Records provided
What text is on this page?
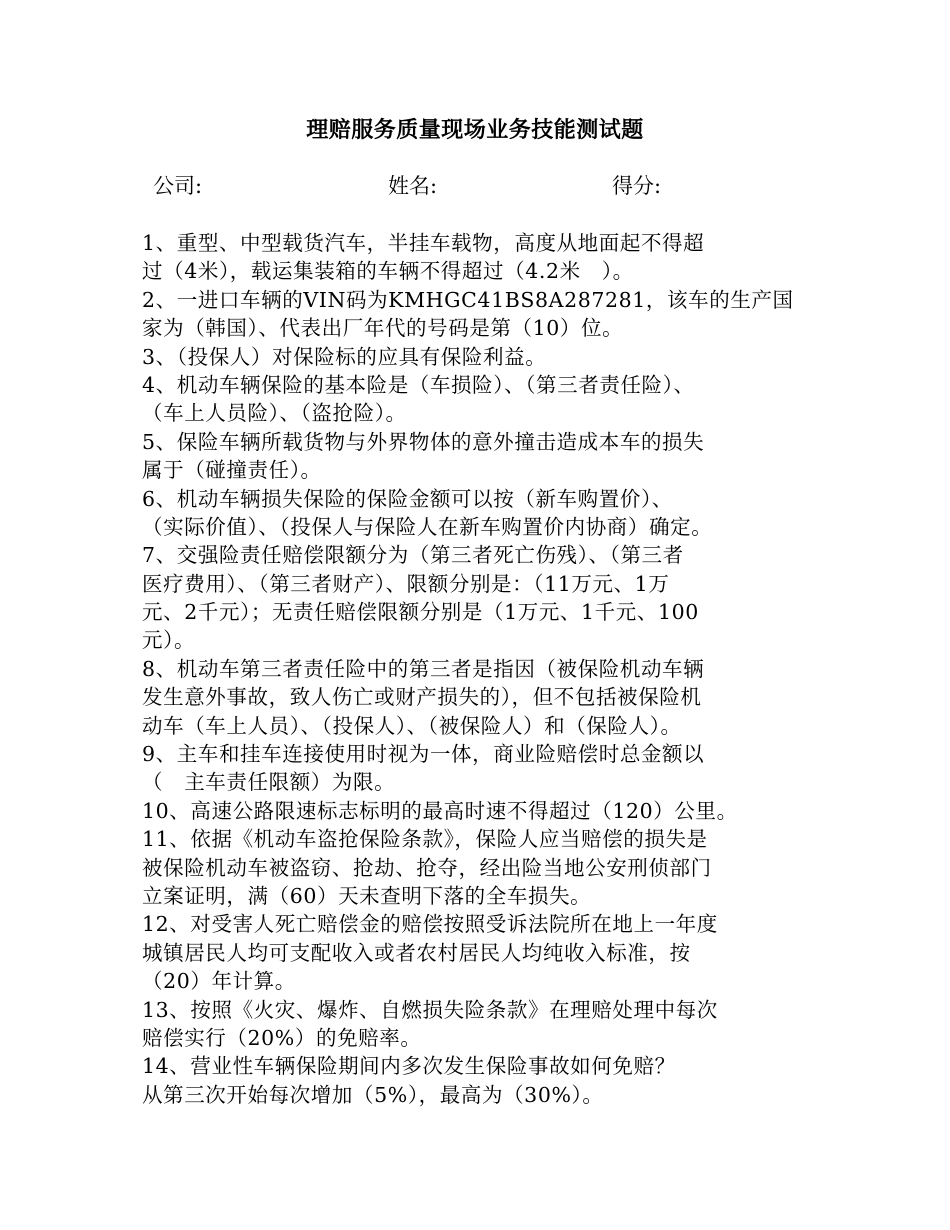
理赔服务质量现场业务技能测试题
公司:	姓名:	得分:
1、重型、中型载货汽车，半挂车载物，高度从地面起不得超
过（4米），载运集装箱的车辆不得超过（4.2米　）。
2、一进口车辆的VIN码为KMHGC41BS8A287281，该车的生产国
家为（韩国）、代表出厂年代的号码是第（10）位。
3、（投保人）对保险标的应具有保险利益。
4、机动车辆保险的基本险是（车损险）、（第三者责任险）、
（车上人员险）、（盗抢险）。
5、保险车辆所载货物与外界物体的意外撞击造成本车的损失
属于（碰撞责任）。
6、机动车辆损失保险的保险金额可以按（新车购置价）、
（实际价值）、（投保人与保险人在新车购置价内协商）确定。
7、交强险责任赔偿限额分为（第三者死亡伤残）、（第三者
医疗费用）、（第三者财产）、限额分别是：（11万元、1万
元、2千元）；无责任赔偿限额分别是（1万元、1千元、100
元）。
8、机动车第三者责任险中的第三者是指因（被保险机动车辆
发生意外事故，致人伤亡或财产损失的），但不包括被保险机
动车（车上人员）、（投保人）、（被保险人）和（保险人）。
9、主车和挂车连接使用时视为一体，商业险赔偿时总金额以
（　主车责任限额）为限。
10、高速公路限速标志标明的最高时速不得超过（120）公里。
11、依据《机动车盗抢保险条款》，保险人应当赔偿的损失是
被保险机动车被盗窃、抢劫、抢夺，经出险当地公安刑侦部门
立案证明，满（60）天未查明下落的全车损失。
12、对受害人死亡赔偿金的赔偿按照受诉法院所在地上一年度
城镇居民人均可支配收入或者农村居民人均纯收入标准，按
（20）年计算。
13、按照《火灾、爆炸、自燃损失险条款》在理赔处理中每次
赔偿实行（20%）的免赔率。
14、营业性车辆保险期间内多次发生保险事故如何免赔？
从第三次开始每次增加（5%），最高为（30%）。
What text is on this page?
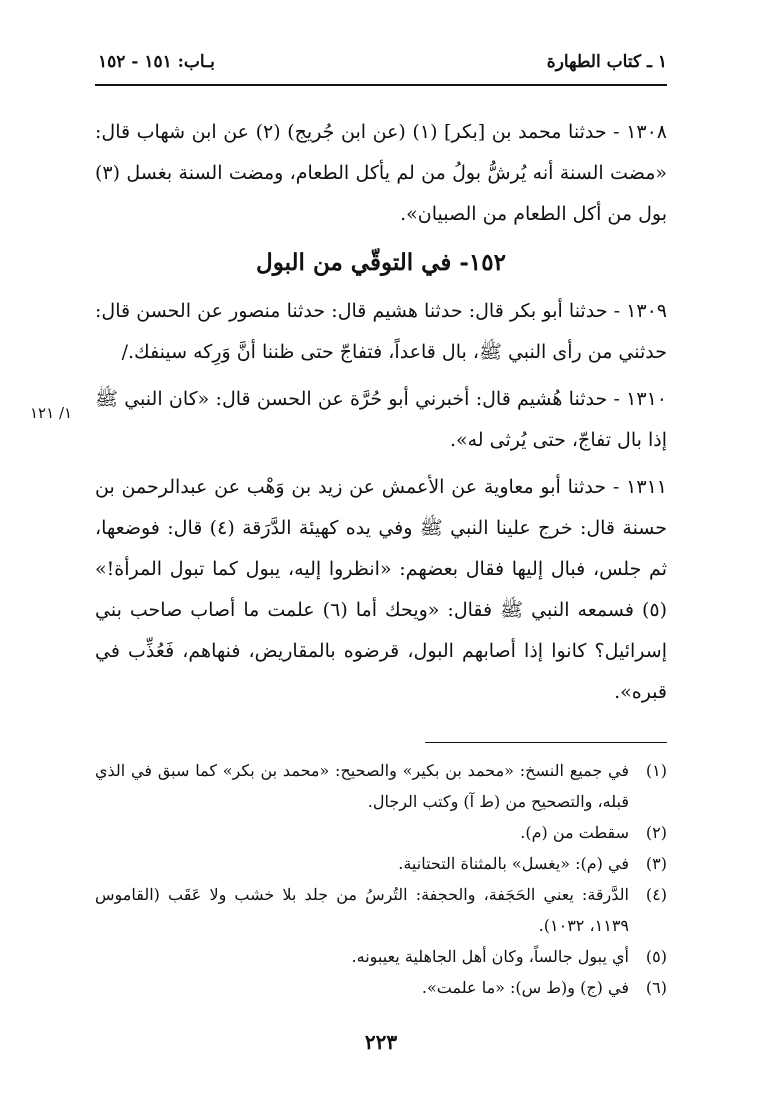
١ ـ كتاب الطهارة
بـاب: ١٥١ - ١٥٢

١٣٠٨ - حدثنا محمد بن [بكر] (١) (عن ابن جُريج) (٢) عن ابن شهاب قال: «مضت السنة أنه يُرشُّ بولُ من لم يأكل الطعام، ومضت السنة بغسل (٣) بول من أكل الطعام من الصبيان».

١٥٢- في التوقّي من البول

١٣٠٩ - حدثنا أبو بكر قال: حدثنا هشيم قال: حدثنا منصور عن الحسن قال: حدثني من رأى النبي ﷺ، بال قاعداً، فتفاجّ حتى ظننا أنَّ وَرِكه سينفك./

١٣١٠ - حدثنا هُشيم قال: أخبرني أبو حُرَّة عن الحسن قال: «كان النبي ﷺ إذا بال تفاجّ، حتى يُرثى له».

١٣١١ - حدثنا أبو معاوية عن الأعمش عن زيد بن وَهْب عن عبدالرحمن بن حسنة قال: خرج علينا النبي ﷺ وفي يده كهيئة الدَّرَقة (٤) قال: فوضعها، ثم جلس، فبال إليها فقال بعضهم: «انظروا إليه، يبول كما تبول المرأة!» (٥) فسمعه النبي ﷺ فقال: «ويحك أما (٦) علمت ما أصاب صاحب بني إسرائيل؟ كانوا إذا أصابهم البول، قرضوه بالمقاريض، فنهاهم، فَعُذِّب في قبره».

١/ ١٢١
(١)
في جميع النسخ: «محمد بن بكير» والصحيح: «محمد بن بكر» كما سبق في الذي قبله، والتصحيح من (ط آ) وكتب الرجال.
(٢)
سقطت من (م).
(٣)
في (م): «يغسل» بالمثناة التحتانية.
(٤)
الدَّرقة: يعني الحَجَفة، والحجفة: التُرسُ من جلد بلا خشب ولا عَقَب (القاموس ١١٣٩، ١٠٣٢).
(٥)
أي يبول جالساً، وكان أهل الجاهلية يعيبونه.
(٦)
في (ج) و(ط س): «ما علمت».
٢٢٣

...

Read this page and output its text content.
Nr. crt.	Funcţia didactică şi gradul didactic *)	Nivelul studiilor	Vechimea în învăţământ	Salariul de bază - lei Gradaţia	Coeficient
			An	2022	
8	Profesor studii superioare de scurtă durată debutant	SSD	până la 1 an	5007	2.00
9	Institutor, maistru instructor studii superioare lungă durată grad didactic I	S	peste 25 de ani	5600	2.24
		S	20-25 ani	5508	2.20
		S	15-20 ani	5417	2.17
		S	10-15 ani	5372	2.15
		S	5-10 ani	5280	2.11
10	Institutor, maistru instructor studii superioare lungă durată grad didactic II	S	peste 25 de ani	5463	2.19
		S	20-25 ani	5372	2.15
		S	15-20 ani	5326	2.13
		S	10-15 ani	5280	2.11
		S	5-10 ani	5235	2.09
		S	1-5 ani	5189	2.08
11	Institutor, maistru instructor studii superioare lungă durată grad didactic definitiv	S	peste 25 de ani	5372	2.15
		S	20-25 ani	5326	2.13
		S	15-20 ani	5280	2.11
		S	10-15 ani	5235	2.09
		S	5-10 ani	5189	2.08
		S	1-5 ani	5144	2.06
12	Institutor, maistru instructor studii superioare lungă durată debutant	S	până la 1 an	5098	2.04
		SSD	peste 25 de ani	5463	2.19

Task instructions
Find each line with the string "până" and copy it out.

Solution for this task
8	Profesor studii superioare de scurtă durată debutant	SSD	până la 1 an	5007	2.00
12	Institutor, maistru instructor studii superioare lungă durată debutant	S	până la 1 an	5098	2.04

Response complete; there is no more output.